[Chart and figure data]
:::::

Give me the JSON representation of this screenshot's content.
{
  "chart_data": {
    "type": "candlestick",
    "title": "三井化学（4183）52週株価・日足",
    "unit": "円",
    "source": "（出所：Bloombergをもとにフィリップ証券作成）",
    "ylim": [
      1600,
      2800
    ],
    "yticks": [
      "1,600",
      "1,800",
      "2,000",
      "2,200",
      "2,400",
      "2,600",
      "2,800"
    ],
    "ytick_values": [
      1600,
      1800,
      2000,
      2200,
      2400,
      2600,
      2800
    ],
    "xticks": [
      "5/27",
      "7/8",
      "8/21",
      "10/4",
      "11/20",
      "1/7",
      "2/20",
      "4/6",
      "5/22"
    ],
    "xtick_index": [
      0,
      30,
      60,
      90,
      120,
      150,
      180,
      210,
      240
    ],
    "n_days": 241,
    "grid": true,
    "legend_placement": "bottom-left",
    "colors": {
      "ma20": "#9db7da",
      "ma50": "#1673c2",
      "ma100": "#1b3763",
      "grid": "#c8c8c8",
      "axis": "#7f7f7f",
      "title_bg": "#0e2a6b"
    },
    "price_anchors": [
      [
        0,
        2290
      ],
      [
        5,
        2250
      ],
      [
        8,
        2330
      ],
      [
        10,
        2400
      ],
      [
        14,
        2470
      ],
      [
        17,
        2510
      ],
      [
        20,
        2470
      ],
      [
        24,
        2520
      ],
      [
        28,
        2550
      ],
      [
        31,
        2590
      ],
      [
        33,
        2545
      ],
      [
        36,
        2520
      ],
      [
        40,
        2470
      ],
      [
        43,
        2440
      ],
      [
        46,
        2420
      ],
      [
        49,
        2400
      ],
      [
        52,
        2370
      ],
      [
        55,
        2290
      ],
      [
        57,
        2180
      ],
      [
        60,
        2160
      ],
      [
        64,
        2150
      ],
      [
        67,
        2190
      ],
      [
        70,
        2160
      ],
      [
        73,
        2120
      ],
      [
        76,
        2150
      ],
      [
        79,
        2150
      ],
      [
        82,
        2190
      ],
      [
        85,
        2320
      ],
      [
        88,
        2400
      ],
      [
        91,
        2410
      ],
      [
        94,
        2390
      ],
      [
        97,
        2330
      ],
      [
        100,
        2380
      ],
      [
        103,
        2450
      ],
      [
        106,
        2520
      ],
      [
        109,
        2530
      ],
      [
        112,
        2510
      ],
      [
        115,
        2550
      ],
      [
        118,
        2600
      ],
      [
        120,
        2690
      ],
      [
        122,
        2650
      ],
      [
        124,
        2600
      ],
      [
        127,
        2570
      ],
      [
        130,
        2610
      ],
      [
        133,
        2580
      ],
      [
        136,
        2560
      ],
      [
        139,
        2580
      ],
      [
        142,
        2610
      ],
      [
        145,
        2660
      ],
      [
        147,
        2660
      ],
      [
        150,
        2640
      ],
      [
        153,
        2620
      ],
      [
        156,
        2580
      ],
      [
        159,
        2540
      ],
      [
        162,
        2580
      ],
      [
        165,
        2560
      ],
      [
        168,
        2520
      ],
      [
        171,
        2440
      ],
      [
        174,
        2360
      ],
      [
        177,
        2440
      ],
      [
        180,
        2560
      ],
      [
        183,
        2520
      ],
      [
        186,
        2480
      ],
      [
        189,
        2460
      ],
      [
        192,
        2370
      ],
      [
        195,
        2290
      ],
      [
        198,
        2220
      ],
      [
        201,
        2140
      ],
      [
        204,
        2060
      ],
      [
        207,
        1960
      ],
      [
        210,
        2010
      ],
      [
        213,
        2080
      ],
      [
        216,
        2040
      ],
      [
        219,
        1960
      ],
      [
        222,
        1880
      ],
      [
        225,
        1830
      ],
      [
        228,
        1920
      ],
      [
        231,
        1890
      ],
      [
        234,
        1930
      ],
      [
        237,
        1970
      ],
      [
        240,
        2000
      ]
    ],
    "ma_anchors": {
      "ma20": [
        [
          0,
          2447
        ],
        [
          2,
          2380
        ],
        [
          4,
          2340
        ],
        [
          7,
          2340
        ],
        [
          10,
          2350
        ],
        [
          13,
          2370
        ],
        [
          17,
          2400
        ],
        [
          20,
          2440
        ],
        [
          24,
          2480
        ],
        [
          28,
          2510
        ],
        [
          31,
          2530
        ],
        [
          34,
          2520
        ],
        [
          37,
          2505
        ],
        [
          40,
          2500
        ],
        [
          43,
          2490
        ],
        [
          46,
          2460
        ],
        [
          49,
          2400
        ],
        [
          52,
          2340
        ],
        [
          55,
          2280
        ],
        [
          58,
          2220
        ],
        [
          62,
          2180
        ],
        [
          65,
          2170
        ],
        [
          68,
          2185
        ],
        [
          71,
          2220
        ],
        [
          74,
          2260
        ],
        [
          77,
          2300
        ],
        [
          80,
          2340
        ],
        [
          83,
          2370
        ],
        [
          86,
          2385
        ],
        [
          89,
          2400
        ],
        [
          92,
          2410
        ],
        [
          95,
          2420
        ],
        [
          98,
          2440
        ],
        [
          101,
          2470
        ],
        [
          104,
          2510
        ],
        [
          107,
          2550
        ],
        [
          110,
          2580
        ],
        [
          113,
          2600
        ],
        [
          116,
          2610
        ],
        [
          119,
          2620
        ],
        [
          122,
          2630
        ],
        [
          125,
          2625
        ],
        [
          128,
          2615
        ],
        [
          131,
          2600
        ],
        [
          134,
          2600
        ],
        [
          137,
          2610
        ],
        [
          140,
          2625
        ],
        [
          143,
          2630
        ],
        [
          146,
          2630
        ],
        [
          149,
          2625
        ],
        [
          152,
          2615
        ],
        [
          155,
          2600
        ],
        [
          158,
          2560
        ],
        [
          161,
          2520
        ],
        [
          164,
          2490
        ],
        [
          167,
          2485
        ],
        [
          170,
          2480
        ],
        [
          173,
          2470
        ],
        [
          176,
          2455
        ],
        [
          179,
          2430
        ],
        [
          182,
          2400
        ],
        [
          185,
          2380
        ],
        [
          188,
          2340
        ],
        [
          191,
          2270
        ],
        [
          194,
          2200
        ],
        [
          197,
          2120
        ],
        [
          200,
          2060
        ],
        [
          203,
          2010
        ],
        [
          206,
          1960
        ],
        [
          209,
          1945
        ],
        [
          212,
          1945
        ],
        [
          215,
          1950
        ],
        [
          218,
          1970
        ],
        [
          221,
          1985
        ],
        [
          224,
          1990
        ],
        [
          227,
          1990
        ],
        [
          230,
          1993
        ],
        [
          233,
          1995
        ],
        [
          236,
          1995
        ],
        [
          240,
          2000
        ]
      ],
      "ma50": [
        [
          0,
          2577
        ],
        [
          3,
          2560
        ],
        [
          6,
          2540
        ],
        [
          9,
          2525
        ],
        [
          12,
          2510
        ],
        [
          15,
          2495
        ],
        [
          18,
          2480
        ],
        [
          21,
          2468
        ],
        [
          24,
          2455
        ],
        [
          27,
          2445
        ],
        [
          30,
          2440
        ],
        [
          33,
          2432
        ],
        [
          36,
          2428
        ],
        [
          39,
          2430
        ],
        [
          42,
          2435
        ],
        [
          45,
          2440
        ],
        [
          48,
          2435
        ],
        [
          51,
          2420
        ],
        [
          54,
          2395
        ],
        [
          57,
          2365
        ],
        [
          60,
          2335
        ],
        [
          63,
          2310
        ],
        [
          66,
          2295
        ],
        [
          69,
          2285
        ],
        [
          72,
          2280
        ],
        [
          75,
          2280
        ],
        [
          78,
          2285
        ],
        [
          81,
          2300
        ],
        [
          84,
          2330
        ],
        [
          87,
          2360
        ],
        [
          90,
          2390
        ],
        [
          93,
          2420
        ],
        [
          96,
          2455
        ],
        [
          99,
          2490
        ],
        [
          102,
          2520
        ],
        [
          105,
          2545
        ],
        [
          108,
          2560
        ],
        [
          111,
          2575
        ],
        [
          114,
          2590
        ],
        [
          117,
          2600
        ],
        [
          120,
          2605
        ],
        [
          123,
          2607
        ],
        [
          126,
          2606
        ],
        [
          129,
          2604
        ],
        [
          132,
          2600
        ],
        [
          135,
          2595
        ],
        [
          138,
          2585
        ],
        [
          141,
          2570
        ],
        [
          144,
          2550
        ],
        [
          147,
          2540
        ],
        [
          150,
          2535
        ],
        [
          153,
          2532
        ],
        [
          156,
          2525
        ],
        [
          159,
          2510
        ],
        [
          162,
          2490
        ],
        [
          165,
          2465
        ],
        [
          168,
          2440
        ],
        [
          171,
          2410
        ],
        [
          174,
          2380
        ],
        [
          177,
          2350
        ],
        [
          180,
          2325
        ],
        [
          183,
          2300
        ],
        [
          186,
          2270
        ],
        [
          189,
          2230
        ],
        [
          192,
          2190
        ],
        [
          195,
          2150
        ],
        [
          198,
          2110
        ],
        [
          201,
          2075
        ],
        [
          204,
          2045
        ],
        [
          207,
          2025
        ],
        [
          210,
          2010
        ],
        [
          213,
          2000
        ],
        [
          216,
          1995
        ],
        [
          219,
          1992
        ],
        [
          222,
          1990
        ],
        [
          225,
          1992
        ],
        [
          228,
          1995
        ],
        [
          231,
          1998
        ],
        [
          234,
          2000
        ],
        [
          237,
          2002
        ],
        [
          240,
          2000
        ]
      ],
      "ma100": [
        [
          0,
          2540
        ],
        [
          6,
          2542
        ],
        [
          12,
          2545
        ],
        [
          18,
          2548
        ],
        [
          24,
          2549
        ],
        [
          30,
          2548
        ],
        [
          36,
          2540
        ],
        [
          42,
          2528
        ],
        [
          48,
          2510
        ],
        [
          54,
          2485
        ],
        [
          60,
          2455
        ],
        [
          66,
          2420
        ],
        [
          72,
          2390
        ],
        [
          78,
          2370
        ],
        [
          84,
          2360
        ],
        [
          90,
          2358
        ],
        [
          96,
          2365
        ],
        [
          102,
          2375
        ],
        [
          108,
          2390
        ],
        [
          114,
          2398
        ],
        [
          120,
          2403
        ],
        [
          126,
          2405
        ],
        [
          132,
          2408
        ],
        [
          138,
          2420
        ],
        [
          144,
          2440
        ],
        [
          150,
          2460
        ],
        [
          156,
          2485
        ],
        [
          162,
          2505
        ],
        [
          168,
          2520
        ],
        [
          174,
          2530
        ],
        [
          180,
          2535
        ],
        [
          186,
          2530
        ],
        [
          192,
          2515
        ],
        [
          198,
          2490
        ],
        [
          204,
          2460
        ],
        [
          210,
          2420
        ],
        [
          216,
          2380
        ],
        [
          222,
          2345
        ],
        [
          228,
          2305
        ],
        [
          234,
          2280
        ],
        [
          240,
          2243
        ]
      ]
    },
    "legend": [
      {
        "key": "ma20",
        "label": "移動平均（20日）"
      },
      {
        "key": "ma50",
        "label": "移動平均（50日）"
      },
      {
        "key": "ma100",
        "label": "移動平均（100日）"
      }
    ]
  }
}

:::::

**WORK TO COMPLETE**
What is the number of lines above that contain "label"? Answer with that number only.

**COMPLETE RESPONSE**
3